# Short problem:
Exclude the pictures and reproduce the remaining data exactly as written.

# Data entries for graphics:
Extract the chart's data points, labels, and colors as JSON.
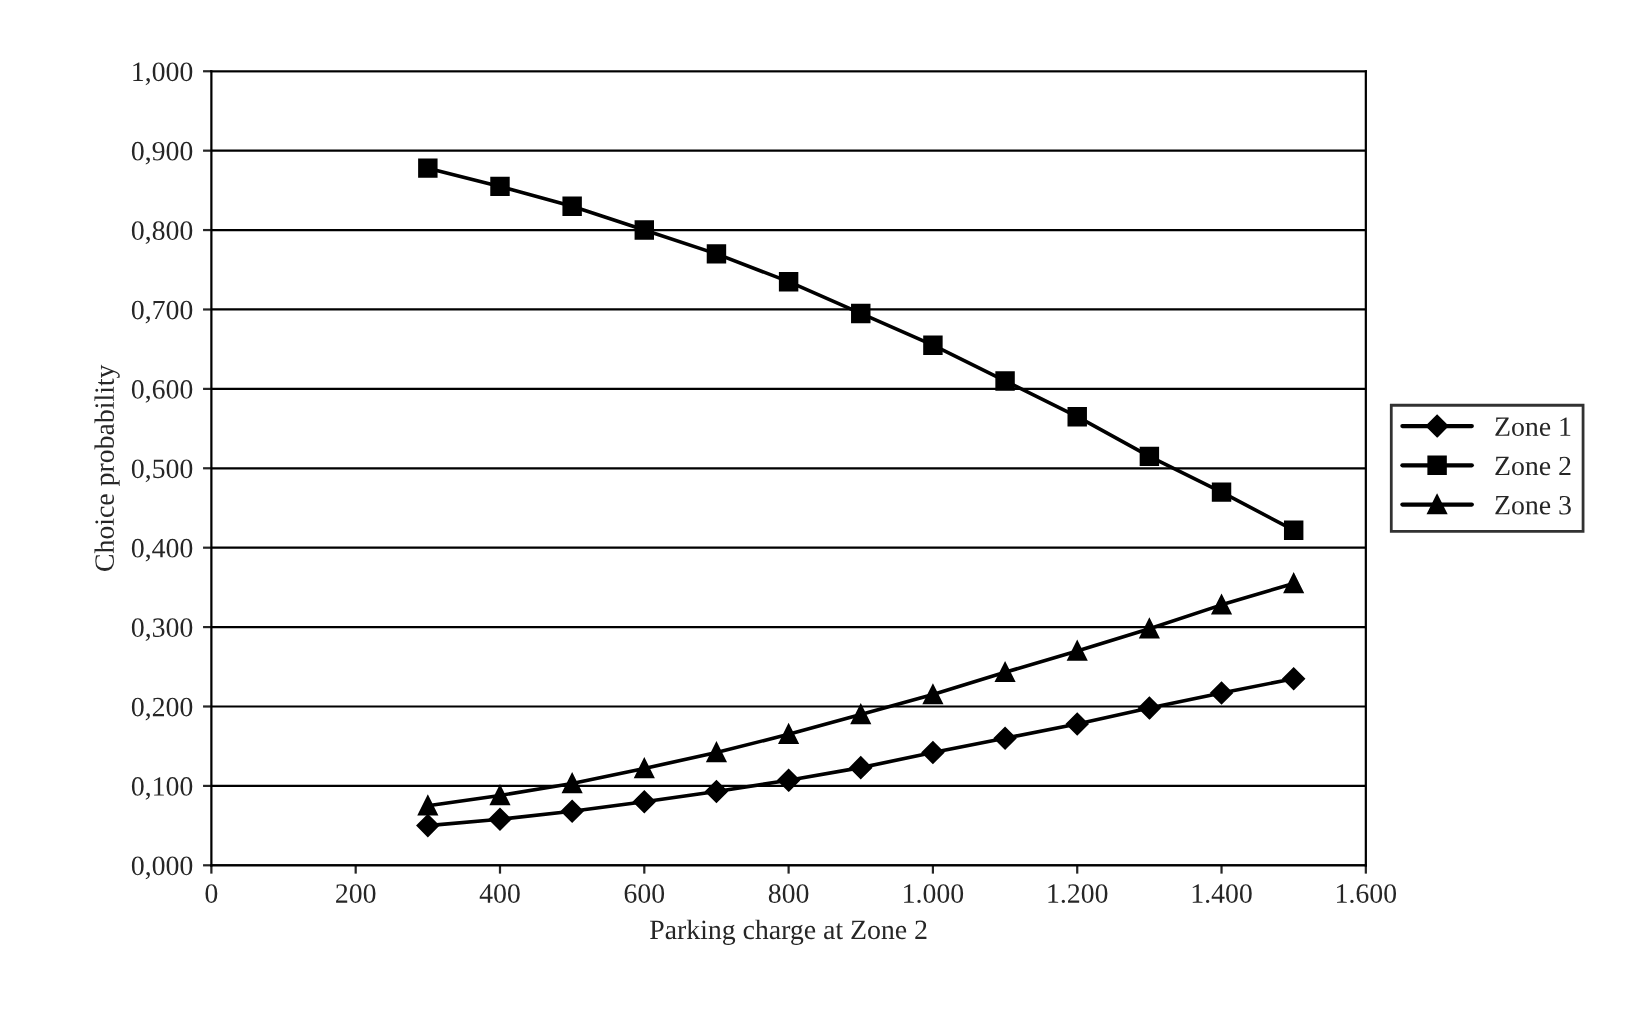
{
  "chart_data": {
    "type": "line",
    "xlabel": "Parking charge at Zone 2",
    "ylabel": "Choice probability",
    "x": [
      300,
      400,
      500,
      600,
      700,
      800,
      900,
      1000,
      1100,
      1200,
      1300,
      1400,
      1500
    ],
    "series": [
      {
        "name": "Zone 1",
        "color": "#000000",
        "marker": "diamond",
        "values": [
          0.05,
          0.058,
          0.068,
          0.08,
          0.093,
          0.107,
          0.123,
          0.142,
          0.16,
          0.178,
          0.198,
          0.217,
          0.235
        ]
      },
      {
        "name": "Zone 2",
        "color": "#000000",
        "marker": "square",
        "values": [
          0.878,
          0.855,
          0.83,
          0.8,
          0.77,
          0.735,
          0.695,
          0.655,
          0.61,
          0.565,
          0.515,
          0.47,
          0.422
        ]
      },
      {
        "name": "Zone 3",
        "color": "#000000",
        "marker": "triangle",
        "values": [
          0.075,
          0.088,
          0.103,
          0.122,
          0.142,
          0.165,
          0.19,
          0.215,
          0.243,
          0.27,
          0.298,
          0.328,
          0.355
        ]
      }
    ],
    "xlim": [
      0,
      1600
    ],
    "xticks": [
      0,
      200,
      400,
      600,
      800,
      {
        "value": 1000,
        "label": "1.000"
      },
      {
        "value": 1200,
        "label": "1.200"
      },
      {
        "value": 1400,
        "label": "1.400"
      },
      {
        "value": 1600,
        "label": "1.600"
      }
    ],
    "ylim": [
      0,
      1
    ],
    "yticks": [
      {
        "value": 0,
        "label": "0,000"
      },
      {
        "value": 0.1,
        "label": "0,100"
      },
      {
        "value": 0.2,
        "label": "0,200"
      },
      {
        "value": 0.3,
        "label": "0,300"
      },
      {
        "value": 0.4,
        "label": "0,400"
      },
      {
        "value": 0.5,
        "label": "0,500"
      },
      {
        "value": 0.6,
        "label": "0,600"
      },
      {
        "value": 0.7,
        "label": "0,700"
      },
      {
        "value": 0.8,
        "label": "0,800"
      },
      {
        "value": 0.9,
        "label": "0,900"
      },
      {
        "value": 1,
        "label": "1,000"
      }
    ],
    "grid": "y",
    "legend": "right",
    "line_style": "solid"
  }
}
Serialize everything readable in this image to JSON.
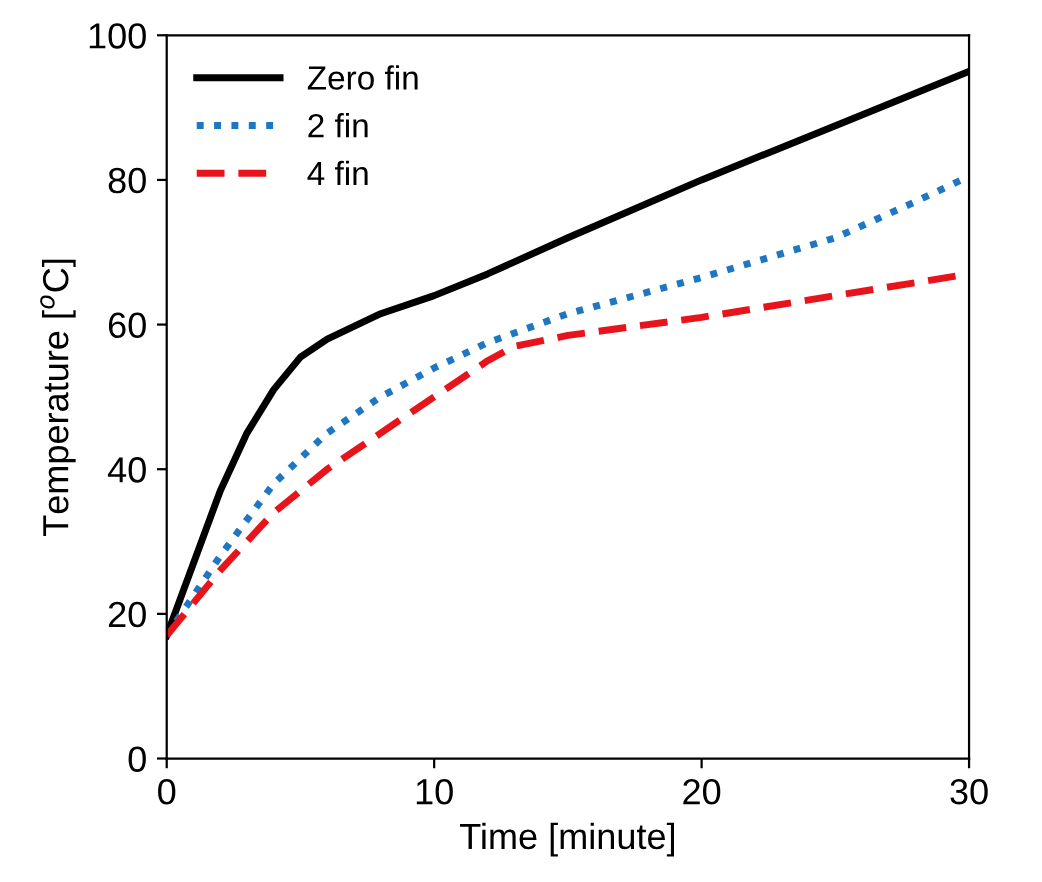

# Exercise solution:
Extract the chart's data points, labels, and colors as JSON.
{
  "chart_data": {
    "type": "line",
    "xlabel": "Parking charge at Zone 2",
    "ylabel": "Choice probability",
    "x": [
      300,
      400,
      500,
      600,
      700,
      800,
      900,
      1000,
      1100,
      1200,
      1300,
      1400,
      1500
    ],
    "series": [
      {
        "name": "Zone 1",
        "color": "#000000",
        "marker": "diamond",
        "values": [
          0.05,
          0.058,
          0.068,
          0.08,
          0.093,
          0.107,
          0.123,
          0.142,
          0.16,
          0.178,
          0.198,
          0.217,
          0.235
        ]
      },
      {
        "name": "Zone 2",
        "color": "#000000",
        "marker": "square",
        "values": [
          0.878,
          0.855,
          0.83,
          0.8,
          0.77,
          0.735,
          0.695,
          0.655,
          0.61,
          0.565,
          0.515,
          0.47,
          0.422
        ]
      },
      {
        "name": "Zone 3",
        "color": "#000000",
        "marker": "triangle",
        "values": [
          0.075,
          0.088,
          0.103,
          0.122,
          0.142,
          0.165,
          0.19,
          0.215,
          0.243,
          0.27,
          0.298,
          0.328,
          0.355
        ]
      }
    ],
    "xlim": [
      0,
      1600
    ],
    "xticks": [
      0,
      200,
      400,
      600,
      800,
      {
        "value": 1000,
        "label": "1.000"
      },
      {
        "value": 1200,
        "label": "1.200"
      },
      {
        "value": 1400,
        "label": "1.400"
      },
      {
        "value": 1600,
        "label": "1.600"
      }
    ],
    "ylim": [
      0,
      1
    ],
    "yticks": [
      {
        "value": 0,
        "label": "0,000"
      },
      {
        "value": 0.1,
        "label": "0,100"
      },
      {
        "value": 0.2,
        "label": "0,200"
      },
      {
        "value": 0.3,
        "label": "0,300"
      },
      {
        "value": 0.4,
        "label": "0,400"
      },
      {
        "value": 0.5,
        "label": "0,500"
      },
      {
        "value": 0.6,
        "label": "0,600"
      },
      {
        "value": 0.7,
        "label": "0,700"
      },
      {
        "value": 0.8,
        "label": "0,800"
      },
      {
        "value": 0.9,
        "label": "0,900"
      },
      {
        "value": 1,
        "label": "1,000"
      }
    ],
    "grid": "y",
    "legend": "right",
    "line_style": "solid"
  }
}
Serialize everything readable in this image to JSON.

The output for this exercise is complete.